** INSTRUCTIONS TO FOLLOW **
Without including any pictures, copy each entry below exactly.

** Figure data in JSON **
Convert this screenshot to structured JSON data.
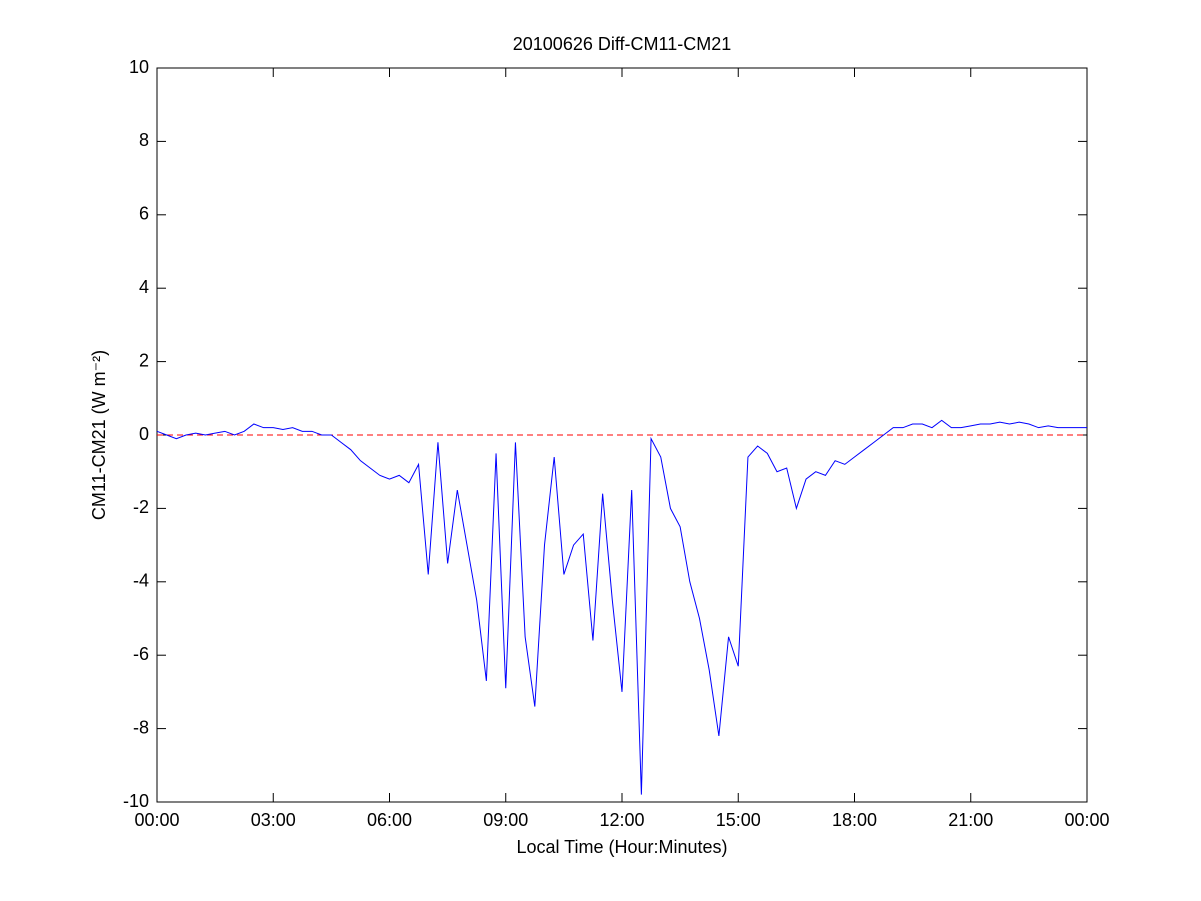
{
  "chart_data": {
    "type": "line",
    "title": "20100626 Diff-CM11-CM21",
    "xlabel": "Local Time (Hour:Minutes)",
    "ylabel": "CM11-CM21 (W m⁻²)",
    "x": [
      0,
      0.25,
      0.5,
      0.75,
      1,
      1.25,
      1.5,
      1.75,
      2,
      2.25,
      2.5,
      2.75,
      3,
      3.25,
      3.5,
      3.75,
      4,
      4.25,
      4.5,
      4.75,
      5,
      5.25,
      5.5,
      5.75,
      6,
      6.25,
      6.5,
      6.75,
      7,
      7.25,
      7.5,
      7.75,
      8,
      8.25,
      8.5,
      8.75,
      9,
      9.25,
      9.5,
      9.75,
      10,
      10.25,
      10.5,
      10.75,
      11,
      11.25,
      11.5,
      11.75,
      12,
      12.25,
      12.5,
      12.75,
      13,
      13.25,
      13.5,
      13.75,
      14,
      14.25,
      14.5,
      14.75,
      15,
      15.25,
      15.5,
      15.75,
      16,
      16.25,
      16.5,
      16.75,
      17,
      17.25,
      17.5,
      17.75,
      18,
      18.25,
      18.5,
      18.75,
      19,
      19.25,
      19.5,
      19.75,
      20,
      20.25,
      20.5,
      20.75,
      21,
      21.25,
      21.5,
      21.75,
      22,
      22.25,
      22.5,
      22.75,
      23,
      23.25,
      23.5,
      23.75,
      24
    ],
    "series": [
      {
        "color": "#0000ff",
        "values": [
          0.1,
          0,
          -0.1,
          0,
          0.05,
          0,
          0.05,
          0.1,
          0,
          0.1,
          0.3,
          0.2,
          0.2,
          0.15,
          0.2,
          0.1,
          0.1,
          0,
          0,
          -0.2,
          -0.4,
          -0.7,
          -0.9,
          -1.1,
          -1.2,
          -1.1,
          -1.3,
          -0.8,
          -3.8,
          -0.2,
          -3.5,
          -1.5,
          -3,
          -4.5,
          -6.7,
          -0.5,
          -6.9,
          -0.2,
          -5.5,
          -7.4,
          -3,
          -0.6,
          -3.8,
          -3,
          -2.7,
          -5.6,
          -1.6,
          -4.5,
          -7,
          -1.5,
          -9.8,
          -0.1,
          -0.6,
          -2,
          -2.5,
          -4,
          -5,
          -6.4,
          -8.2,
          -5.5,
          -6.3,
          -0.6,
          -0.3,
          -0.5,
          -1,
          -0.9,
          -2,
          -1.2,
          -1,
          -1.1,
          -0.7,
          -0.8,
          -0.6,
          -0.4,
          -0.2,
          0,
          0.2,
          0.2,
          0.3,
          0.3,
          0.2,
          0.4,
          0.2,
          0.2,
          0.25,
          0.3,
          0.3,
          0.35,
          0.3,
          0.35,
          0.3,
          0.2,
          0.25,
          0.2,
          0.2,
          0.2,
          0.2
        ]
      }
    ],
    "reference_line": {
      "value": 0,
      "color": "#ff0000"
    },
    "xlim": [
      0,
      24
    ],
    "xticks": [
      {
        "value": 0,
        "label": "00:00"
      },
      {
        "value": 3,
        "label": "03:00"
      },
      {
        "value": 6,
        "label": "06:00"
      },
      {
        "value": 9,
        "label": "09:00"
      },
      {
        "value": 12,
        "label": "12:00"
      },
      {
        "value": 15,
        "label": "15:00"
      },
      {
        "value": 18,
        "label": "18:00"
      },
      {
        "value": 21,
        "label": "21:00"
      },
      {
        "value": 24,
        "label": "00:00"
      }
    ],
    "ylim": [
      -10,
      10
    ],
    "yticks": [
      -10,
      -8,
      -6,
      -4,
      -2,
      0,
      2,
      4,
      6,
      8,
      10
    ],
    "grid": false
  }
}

** EXERCISE SOLUTION **
Convert this screenshot to structured JSON data.
{
  "chart_data": {
    "type": "line",
    "title": "20100626 Diff-CM11-CM21",
    "xlabel": "Local Time (Hour:Minutes)",
    "ylabel": "CM11-CM21 (W m⁻²)",
    "x": [
      0,
      0.25,
      0.5,
      0.75,
      1,
      1.25,
      1.5,
      1.75,
      2,
      2.25,
      2.5,
      2.75,
      3,
      3.25,
      3.5,
      3.75,
      4,
      4.25,
      4.5,
      4.75,
      5,
      5.25,
      5.5,
      5.75,
      6,
      6.25,
      6.5,
      6.75,
      7,
      7.25,
      7.5,
      7.75,
      8,
      8.25,
      8.5,
      8.75,
      9,
      9.25,
      9.5,
      9.75,
      10,
      10.25,
      10.5,
      10.75,
      11,
      11.25,
      11.5,
      11.75,
      12,
      12.25,
      12.5,
      12.75,
      13,
      13.25,
      13.5,
      13.75,
      14,
      14.25,
      14.5,
      14.75,
      15,
      15.25,
      15.5,
      15.75,
      16,
      16.25,
      16.5,
      16.75,
      17,
      17.25,
      17.5,
      17.75,
      18,
      18.25,
      18.5,
      18.75,
      19,
      19.25,
      19.5,
      19.75,
      20,
      20.25,
      20.5,
      20.75,
      21,
      21.25,
      21.5,
      21.75,
      22,
      22.25,
      22.5,
      22.75,
      23,
      23.25,
      23.5,
      23.75,
      24
    ],
    "series": [
      {
        "color": "#0000ff",
        "values": [
          0.1,
          0,
          -0.1,
          0,
          0.05,
          0,
          0.05,
          0.1,
          0,
          0.1,
          0.3,
          0.2,
          0.2,
          0.15,
          0.2,
          0.1,
          0.1,
          0,
          0,
          -0.2,
          -0.4,
          -0.7,
          -0.9,
          -1.1,
          -1.2,
          -1.1,
          -1.3,
          -0.8,
          -3.8,
          -0.2,
          -3.5,
          -1.5,
          -3,
          -4.5,
          -6.7,
          -0.5,
          -6.9,
          -0.2,
          -5.5,
          -7.4,
          -3,
          -0.6,
          -3.8,
          -3,
          -2.7,
          -5.6,
          -1.6,
          -4.5,
          -7,
          -1.5,
          -9.8,
          -0.1,
          -0.6,
          -2,
          -2.5,
          -4,
          -5,
          -6.4,
          -8.2,
          -5.5,
          -6.3,
          -0.6,
          -0.3,
          -0.5,
          -1,
          -0.9,
          -2,
          -1.2,
          -1,
          -1.1,
          -0.7,
          -0.8,
          -0.6,
          -0.4,
          -0.2,
          0,
          0.2,
          0.2,
          0.3,
          0.3,
          0.2,
          0.4,
          0.2,
          0.2,
          0.25,
          0.3,
          0.3,
          0.35,
          0.3,
          0.35,
          0.3,
          0.2,
          0.25,
          0.2,
          0.2,
          0.2,
          0.2
        ]
      }
    ],
    "reference_line": {
      "value": 0,
      "color": "#ff0000"
    },
    "xlim": [
      0,
      24
    ],
    "xticks": [
      {
        "value": 0,
        "label": "00:00"
      },
      {
        "value": 3,
        "label": "03:00"
      },
      {
        "value": 6,
        "label": "06:00"
      },
      {
        "value": 9,
        "label": "09:00"
      },
      {
        "value": 12,
        "label": "12:00"
      },
      {
        "value": 15,
        "label": "15:00"
      },
      {
        "value": 18,
        "label": "18:00"
      },
      {
        "value": 21,
        "label": "21:00"
      },
      {
        "value": 24,
        "label": "00:00"
      }
    ],
    "ylim": [
      -10,
      10
    ],
    "yticks": [
      -10,
      -8,
      -6,
      -4,
      -2,
      0,
      2,
      4,
      6,
      8,
      10
    ],
    "grid": false
  }
}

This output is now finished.